EXERCISE PROMPT: Print each of the entries exactly, leaving nothing out.

INFORMATION SUPPLIED:

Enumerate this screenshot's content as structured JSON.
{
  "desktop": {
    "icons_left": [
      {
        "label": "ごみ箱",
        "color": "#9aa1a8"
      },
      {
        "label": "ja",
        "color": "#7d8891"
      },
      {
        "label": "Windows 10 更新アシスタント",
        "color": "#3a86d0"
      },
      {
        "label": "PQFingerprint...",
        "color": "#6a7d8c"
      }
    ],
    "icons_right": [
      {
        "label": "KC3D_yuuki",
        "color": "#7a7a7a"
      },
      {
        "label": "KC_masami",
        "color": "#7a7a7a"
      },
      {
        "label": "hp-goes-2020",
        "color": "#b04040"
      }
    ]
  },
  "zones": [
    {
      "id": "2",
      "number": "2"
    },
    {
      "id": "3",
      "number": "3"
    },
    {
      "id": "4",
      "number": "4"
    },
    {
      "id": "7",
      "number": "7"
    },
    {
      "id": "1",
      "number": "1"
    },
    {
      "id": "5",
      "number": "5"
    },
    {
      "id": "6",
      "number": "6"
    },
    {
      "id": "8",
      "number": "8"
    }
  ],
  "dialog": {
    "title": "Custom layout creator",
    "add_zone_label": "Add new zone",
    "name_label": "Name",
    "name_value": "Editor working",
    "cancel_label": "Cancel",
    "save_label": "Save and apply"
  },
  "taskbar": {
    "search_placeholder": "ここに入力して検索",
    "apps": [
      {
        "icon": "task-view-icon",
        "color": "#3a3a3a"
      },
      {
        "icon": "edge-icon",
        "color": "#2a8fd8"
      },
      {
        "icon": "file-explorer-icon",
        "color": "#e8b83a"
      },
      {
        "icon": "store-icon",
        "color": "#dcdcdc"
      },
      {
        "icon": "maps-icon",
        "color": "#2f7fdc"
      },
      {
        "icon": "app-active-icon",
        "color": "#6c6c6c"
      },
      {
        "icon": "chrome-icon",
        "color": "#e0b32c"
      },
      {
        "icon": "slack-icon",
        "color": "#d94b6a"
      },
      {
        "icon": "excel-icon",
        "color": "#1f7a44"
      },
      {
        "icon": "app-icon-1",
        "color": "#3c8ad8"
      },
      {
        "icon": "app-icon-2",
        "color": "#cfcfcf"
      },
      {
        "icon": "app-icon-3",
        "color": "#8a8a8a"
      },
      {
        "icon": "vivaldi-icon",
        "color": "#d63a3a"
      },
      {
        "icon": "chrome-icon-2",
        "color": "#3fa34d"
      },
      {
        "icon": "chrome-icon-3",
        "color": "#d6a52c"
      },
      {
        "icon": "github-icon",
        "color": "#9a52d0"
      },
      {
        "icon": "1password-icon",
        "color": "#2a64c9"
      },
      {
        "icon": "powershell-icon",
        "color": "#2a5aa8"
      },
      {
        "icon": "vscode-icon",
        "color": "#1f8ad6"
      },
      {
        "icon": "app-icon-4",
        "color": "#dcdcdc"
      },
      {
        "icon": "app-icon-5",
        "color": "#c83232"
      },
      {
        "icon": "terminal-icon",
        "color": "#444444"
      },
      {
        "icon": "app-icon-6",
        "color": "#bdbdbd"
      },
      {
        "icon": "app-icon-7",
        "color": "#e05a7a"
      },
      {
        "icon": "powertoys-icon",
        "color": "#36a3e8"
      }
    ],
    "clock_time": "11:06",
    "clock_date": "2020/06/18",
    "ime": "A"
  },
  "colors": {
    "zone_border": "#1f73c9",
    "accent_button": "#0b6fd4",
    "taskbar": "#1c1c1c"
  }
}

FULL SOLUTION:
Enumerate this screenshot's content as structured JSON.
{
  "desktop": {
    "icons_left": [
      {
        "label": "ごみ箱",
        "color": "#9aa1a8"
      },
      {
        "label": "ja",
        "color": "#7d8891"
      },
      {
        "label": "Windows 10 更新アシスタント",
        "color": "#3a86d0"
      },
      {
        "label": "PQFingerprint...",
        "color": "#6a7d8c"
      }
    ],
    "icons_right": [
      {
        "label": "KC3D_yuuki",
        "color": "#7a7a7a"
      },
      {
        "label": "KC_masami",
        "color": "#7a7a7a"
      },
      {
        "label": "hp-goes-2020",
        "color": "#b04040"
      }
    ]
  },
  "zones": [
    {
      "id": "2",
      "number": "2"
    },
    {
      "id": "3",
      "number": "3"
    },
    {
      "id": "4",
      "number": "4"
    },
    {
      "id": "7",
      "number": "7"
    },
    {
      "id": "1",
      "number": "1"
    },
    {
      "id": "5",
      "number": "5"
    },
    {
      "id": "6",
      "number": "6"
    },
    {
      "id": "8",
      "number": "8"
    }
  ],
  "dialog": {
    "title": "Custom layout creator",
    "add_zone_label": "Add new zone",
    "name_label": "Name",
    "name_value": "Editor working",
    "cancel_label": "Cancel",
    "save_label": "Save and apply"
  },
  "taskbar": {
    "search_placeholder": "ここに入力して検索",
    "apps": [
      {
        "icon": "task-view-icon",
        "color": "#3a3a3a"
      },
      {
        "icon": "edge-icon",
        "color": "#2a8fd8"
      },
      {
        "icon": "file-explorer-icon",
        "color": "#e8b83a"
      },
      {
        "icon": "store-icon",
        "color": "#dcdcdc"
      },
      {
        "icon": "maps-icon",
        "color": "#2f7fdc"
      },
      {
        "icon": "app-active-icon",
        "color": "#6c6c6c"
      },
      {
        "icon": "chrome-icon",
        "color": "#e0b32c"
      },
      {
        "icon": "slack-icon",
        "color": "#d94b6a"
      },
      {
        "icon": "excel-icon",
        "color": "#1f7a44"
      },
      {
        "icon": "app-icon-1",
        "color": "#3c8ad8"
      },
      {
        "icon": "app-icon-2",
        "color": "#cfcfcf"
      },
      {
        "icon": "app-icon-3",
        "color": "#8a8a8a"
      },
      {
        "icon": "vivaldi-icon",
        "color": "#d63a3a"
      },
      {
        "icon": "chrome-icon-2",
        "color": "#3fa34d"
      },
      {
        "icon": "chrome-icon-3",
        "color": "#d6a52c"
      },
      {
        "icon": "github-icon",
        "color": "#9a52d0"
      },
      {
        "icon": "1password-icon",
        "color": "#2a64c9"
      },
      {
        "icon": "powershell-icon",
        "color": "#2a5aa8"
      },
      {
        "icon": "vscode-icon",
        "color": "#1f8ad6"
      },
      {
        "icon": "app-icon-4",
        "color": "#dcdcdc"
      },
      {
        "icon": "app-icon-5",
        "color": "#c83232"
      },
      {
        "icon": "terminal-icon",
        "color": "#444444"
      },
      {
        "icon": "app-icon-6",
        "color": "#bdbdbd"
      },
      {
        "icon": "app-icon-7",
        "color": "#e05a7a"
      },
      {
        "icon": "powertoys-icon",
        "color": "#36a3e8"
      }
    ],
    "clock_time": "11:06",
    "clock_date": "2020/06/18",
    "ime": "A"
  },
  "colors": {
    "zone_border": "#1f73c9",
    "accent_button": "#0b6fd4",
    "taskbar": "#1c1c1c"
  }
}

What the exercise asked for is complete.